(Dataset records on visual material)
..........

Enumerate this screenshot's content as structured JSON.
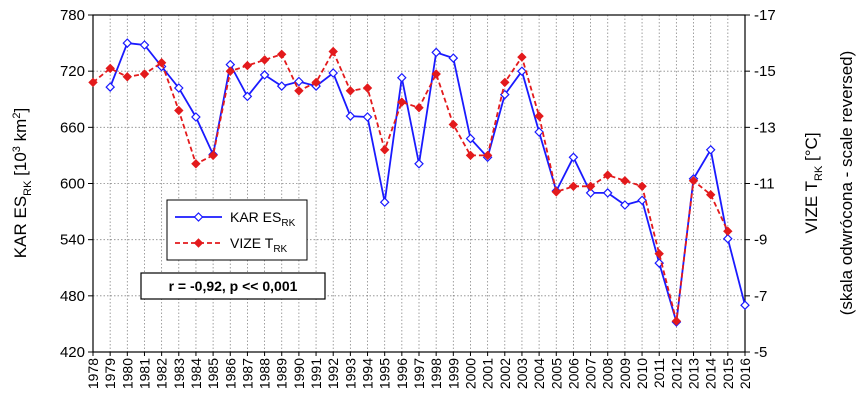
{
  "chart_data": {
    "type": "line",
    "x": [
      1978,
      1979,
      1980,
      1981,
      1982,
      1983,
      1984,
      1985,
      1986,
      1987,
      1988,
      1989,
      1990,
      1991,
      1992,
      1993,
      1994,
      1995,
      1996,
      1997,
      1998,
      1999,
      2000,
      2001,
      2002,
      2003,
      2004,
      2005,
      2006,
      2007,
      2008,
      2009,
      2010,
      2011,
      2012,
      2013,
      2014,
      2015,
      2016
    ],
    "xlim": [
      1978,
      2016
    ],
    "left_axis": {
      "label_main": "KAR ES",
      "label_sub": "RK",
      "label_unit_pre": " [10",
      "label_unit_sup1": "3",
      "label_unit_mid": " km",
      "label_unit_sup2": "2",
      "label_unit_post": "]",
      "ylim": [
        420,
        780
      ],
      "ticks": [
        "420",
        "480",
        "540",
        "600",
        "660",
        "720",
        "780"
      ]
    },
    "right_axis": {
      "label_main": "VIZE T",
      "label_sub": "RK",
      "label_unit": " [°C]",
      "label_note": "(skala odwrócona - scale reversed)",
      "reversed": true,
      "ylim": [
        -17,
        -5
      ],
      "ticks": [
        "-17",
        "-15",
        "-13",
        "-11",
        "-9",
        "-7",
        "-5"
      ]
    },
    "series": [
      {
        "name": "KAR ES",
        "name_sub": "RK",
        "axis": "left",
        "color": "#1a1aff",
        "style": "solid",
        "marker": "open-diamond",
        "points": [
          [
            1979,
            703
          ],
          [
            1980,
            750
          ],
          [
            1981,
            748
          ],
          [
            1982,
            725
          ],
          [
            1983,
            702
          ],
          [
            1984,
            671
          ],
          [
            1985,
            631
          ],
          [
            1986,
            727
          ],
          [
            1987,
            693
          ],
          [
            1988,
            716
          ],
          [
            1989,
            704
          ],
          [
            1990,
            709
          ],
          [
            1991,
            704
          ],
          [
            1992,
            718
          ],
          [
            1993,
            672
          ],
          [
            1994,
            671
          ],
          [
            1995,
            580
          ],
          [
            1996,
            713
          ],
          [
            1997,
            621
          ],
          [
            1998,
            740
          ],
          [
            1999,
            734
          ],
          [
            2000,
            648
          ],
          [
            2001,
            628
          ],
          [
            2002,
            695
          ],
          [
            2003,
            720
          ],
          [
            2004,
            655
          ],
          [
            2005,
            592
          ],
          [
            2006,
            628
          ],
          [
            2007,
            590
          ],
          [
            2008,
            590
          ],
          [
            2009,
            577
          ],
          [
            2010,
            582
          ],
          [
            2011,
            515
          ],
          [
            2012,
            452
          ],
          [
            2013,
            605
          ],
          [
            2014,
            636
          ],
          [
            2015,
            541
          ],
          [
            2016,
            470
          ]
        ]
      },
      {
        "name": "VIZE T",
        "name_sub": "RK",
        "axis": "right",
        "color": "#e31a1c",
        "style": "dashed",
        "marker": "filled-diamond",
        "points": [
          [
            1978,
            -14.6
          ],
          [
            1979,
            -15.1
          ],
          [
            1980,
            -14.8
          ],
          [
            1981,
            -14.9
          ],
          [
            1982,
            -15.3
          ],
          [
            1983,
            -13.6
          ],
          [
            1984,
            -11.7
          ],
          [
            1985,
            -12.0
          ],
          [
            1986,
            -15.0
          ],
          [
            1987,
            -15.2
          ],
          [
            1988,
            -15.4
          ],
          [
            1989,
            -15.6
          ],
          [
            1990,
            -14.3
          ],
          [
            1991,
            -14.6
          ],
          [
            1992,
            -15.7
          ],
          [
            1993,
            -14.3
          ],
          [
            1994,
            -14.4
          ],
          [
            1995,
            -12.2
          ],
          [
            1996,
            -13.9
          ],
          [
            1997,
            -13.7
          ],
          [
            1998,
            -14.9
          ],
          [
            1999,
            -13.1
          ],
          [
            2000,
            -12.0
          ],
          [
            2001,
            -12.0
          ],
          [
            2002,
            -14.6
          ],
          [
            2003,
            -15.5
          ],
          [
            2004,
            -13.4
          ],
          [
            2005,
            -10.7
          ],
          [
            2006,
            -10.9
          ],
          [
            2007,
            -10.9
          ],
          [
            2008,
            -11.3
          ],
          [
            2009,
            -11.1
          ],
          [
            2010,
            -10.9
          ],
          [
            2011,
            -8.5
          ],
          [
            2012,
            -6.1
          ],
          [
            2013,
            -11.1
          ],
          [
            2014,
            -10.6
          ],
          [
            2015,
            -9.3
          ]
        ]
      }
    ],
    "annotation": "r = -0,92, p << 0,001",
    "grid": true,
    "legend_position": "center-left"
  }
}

..........

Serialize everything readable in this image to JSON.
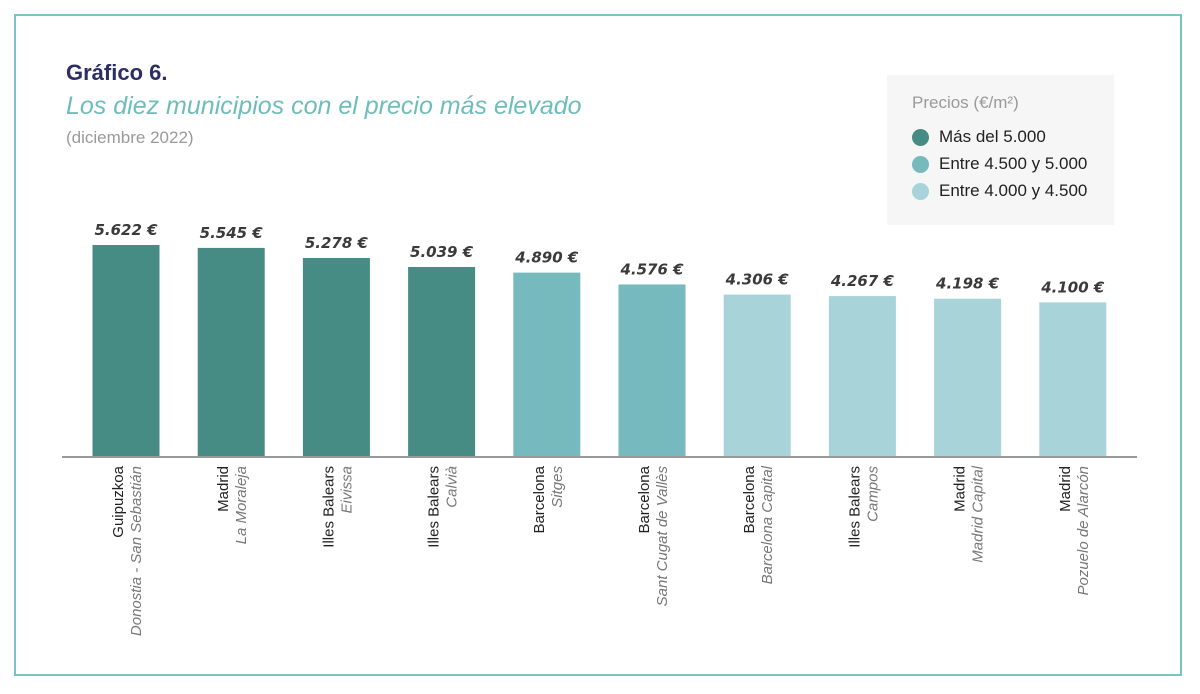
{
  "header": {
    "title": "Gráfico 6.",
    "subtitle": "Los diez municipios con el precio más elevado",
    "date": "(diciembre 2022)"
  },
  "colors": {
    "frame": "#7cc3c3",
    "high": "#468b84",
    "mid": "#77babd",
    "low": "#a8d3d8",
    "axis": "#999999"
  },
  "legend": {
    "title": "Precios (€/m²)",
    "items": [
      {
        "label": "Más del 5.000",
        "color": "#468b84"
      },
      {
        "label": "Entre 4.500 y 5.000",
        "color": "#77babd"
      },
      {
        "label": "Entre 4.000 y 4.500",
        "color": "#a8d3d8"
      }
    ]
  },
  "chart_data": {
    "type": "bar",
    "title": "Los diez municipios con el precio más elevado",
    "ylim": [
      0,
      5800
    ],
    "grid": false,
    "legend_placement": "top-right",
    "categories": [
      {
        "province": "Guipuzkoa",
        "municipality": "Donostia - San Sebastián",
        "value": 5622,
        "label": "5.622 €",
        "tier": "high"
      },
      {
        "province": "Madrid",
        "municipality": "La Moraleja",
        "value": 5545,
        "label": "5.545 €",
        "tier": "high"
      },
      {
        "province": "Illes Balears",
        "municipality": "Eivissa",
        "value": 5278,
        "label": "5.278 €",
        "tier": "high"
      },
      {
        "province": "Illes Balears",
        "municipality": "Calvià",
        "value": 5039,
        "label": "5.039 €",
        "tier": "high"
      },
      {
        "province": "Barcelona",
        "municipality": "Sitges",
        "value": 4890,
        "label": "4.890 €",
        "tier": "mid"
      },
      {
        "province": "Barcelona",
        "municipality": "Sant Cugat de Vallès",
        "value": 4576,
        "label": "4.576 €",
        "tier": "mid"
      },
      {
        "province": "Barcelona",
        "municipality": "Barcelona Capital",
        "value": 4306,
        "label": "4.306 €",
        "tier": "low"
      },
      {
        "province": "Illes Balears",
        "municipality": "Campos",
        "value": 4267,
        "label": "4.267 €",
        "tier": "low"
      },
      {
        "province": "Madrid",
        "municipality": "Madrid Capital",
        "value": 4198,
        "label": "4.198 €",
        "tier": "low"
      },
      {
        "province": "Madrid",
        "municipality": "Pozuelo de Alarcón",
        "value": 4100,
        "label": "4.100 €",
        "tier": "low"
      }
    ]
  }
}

..........

REQUEST ▸ Say how many lines of the data include the string "municipality". Nothing other than the number should be given.

TASK RESULT ▸ 10